The request =>
Set down each line of the material that follows, exactly, with no pictures.

(Data excerpts)
-------

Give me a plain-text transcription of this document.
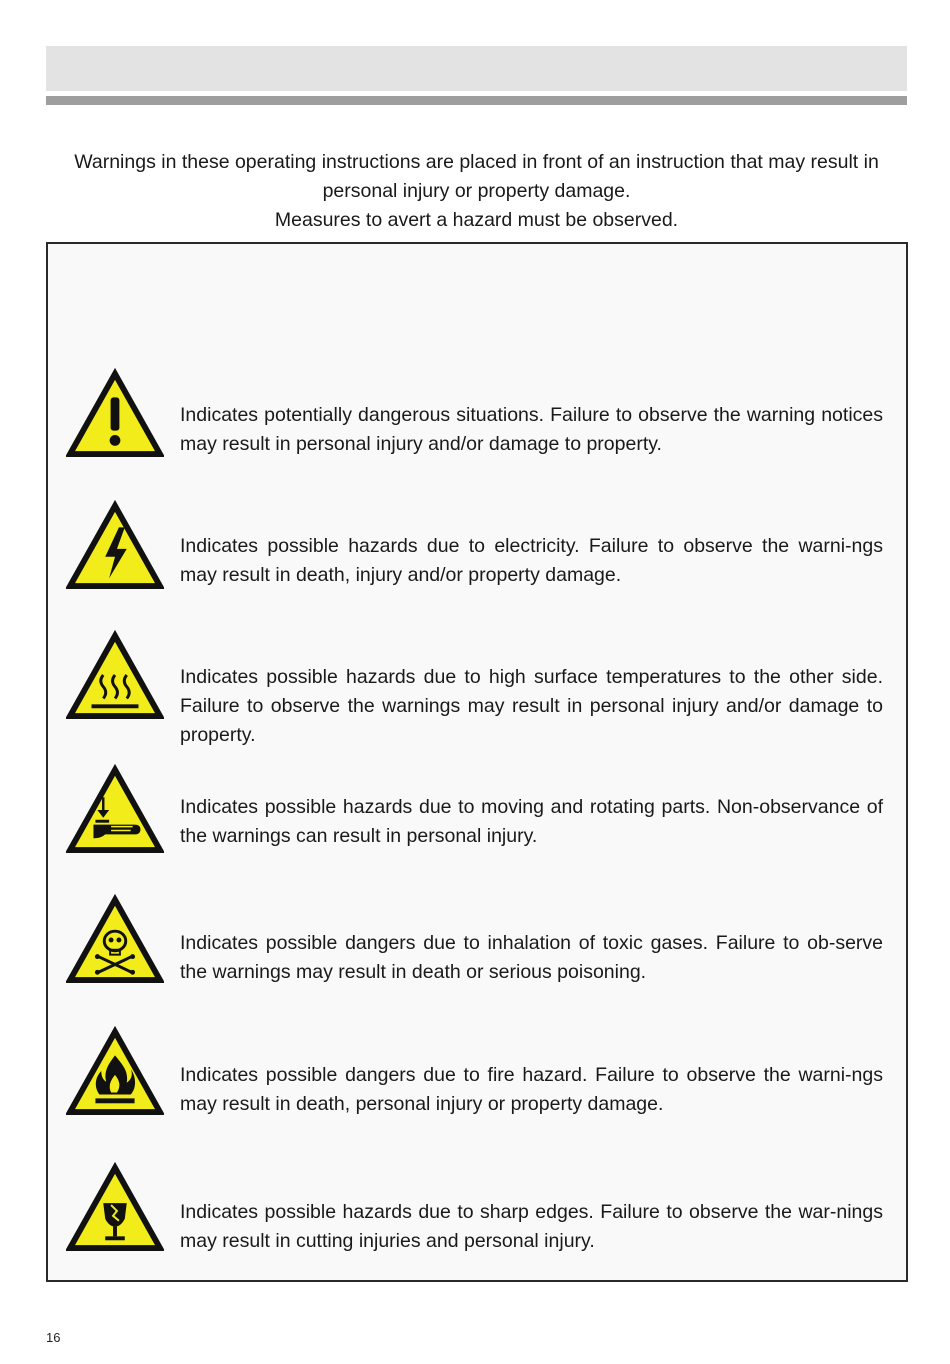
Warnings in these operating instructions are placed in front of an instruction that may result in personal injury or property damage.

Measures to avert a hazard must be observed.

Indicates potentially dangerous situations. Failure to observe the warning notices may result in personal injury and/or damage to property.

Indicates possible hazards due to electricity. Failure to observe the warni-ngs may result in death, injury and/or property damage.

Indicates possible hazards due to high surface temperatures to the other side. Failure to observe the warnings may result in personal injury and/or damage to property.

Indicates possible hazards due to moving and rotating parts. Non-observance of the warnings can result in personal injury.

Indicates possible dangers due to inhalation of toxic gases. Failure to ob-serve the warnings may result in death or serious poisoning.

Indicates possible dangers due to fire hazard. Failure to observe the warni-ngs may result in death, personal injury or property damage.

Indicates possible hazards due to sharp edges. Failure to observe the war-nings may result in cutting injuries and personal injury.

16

-------

Response below =>
Give me a plain-text transcription of this document.
Warnings in these operating instructions are placed in front of an instruction that may result in personal injury or property damage.

Measures to avert a hazard must be observed.

Indicates potentially dangerous situations. Failure to observe the warning notices may result in personal injury and/or damage to property.

Indicates possible hazards due to electricity. Failure to observe the warni-ngs may result in death, injury and/or property damage.

Indicates possible hazards due to high surface temperatures to the other side. Failure to observe the warnings may result in personal injury and/or damage to property.

Indicates possible hazards due to moving and rotating parts. Non-observance of the warnings can result in personal injury.

Indicates possible dangers due to inhalation of toxic gases. Failure to ob-serve the warnings may result in death or serious poisoning.

Indicates possible dangers due to fire hazard. Failure to observe the warni-ngs may result in death, personal injury or property damage.

Indicates possible hazards due to sharp edges. Failure to observe the war-nings may result in cutting injuries and personal injury.

16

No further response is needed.